**Record extracts:**
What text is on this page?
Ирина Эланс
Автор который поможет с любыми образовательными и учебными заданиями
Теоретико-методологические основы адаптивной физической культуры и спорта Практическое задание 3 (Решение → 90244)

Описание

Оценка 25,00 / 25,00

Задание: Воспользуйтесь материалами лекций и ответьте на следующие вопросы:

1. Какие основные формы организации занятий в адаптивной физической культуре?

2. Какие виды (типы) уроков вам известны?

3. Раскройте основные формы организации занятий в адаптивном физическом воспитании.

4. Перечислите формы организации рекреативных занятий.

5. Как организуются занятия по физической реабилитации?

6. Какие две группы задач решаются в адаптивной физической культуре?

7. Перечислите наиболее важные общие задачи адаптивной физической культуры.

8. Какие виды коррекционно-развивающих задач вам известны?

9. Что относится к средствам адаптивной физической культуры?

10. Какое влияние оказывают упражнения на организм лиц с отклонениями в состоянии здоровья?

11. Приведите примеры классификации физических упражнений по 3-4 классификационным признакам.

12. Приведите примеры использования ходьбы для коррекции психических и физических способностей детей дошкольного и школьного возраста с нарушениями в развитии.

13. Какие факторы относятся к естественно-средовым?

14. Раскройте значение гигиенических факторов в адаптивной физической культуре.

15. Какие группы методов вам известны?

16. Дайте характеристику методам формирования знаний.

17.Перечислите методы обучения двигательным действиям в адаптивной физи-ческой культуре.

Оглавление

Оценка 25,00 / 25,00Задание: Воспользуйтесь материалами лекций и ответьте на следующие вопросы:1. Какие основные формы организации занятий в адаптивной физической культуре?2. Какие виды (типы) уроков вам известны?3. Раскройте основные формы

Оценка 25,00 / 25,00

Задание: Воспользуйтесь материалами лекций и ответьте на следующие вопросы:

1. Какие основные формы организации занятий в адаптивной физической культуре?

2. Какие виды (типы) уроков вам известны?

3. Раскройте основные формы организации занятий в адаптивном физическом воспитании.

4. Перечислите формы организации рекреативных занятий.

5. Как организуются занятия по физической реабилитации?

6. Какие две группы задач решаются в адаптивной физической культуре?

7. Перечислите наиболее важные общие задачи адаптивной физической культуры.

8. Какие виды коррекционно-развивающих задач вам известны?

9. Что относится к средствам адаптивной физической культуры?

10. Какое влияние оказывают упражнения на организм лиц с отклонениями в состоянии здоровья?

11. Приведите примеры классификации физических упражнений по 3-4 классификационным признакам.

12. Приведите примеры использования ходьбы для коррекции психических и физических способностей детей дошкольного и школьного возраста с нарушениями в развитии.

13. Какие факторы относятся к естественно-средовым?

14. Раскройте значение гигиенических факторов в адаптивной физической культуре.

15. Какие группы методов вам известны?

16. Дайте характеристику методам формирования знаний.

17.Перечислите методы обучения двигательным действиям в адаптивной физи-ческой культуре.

**Short exercise:** Retype each record exactly, leaving nothing out.

**Exercise result:**
What text is on this page?
Ирина Эланс
Автор который поможет с любыми образовательными и учебными заданиями
Теоретико-методологические основы адаптивной физической культуры и спорта Практическое задание 3 (Решение → 90244)

Описание

Оценка 25,00 / 25,00

Задание: Воспользуйтесь материалами лекций и ответьте на следующие вопросы:

1. Какие основные формы организации занятий в адаптивной физической культуре?

2. Какие виды (типы) уроков вам известны?

3. Раскройте основные формы организации занятий в адаптивном физическом воспитании.

4. Перечислите формы организации рекреативных занятий.

5. Как организуются занятия по физической реабилитации?

6. Какие две группы задач решаются в адаптивной физической культуре?

7. Перечислите наиболее важные общие задачи адаптивной физической культуры.

8. Какие виды коррекционно-развивающих задач вам известны?

9. Что относится к средствам адаптивной физической культуры?

10. Какое влияние оказывают упражнения на организм лиц с отклонениями в состоянии здоровья?

11. Приведите примеры классификации физических упражнений по 3-4 классификационным признакам.

12. Приведите примеры использования ходьбы для коррекции психических и физических способностей детей дошкольного и школьного возраста с нарушениями в развитии.

13. Какие факторы относятся к естественно-средовым?

14. Раскройте значение гигиенических факторов в адаптивной физической культуре.

15. Какие группы методов вам известны?

16. Дайте характеристику методам формирования знаний.

17.Перечислите методы обучения двигательным действиям в адаптивной физи-ческой культуре.

Оглавление

Оценка 25,00 / 25,00Задание: Воспользуйтесь материалами лекций и ответьте на следующие вопросы:1. Какие основные формы организации занятий в адаптивной физической культуре?2. Какие виды (типы) уроков вам известны?3. Раскройте основные формы

Оценка 25,00 / 25,00

Задание: Воспользуйтесь материалами лекций и ответьте на следующие вопросы:

1. Какие основные формы организации занятий в адаптивной физической культуре?

2. Какие виды (типы) уроков вам известны?

3. Раскройте основные формы организации занятий в адаптивном физическом воспитании.

4. Перечислите формы организации рекреативных занятий.

5. Как организуются занятия по физической реабилитации?

6. Какие две группы задач решаются в адаптивной физической культуре?

7. Перечислите наиболее важные общие задачи адаптивной физической культуры.

8. Какие виды коррекционно-развивающих задач вам известны?

9. Что относится к средствам адаптивной физической культуры?

10. Какое влияние оказывают упражнения на организм лиц с отклонениями в состоянии здоровья?

11. Приведите примеры классификации физических упражнений по 3-4 классификационным признакам.

12. Приведите примеры использования ходьбы для коррекции психических и физических способностей детей дошкольного и школьного возраста с нарушениями в развитии.

13. Какие факторы относятся к естественно-средовым?

14. Раскройте значение гигиенических факторов в адаптивной физической культуре.

15. Какие группы методов вам известны?

16. Дайте характеристику методам формирования знаний.

17.Перечислите методы обучения двигательным действиям в адаптивной физи-ческой культуре.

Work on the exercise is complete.